Task to complete — Of all the lines in the data below, how many contain "przypadku"? Report that number alone.

Stored data —
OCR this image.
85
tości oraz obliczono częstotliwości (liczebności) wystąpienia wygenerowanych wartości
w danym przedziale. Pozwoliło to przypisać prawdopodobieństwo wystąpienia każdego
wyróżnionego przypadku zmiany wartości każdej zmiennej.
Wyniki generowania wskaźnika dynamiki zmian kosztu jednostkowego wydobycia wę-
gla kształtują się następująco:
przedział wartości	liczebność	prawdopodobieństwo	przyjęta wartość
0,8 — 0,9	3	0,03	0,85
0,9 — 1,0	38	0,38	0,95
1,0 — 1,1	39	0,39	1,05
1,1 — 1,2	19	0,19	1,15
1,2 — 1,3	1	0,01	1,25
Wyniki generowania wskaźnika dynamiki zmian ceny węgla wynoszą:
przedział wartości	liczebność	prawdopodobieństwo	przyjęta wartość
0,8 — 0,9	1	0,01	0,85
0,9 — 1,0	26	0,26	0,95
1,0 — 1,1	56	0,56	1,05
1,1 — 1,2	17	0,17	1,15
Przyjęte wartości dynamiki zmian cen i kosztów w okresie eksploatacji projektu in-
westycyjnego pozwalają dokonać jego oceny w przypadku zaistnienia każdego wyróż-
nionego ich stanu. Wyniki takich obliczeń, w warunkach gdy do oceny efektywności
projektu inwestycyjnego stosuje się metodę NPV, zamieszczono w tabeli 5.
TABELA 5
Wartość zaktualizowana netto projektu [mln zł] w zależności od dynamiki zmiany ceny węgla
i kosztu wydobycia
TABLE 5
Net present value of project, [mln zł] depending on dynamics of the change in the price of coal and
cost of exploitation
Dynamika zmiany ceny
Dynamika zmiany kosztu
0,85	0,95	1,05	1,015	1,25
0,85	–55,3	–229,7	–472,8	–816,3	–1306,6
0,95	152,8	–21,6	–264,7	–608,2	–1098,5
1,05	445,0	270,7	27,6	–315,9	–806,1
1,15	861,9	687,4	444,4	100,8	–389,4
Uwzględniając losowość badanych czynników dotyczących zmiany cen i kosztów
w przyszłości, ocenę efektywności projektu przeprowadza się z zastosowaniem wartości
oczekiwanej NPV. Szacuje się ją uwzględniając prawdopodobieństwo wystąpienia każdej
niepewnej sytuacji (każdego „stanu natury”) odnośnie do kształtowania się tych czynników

Full output — 2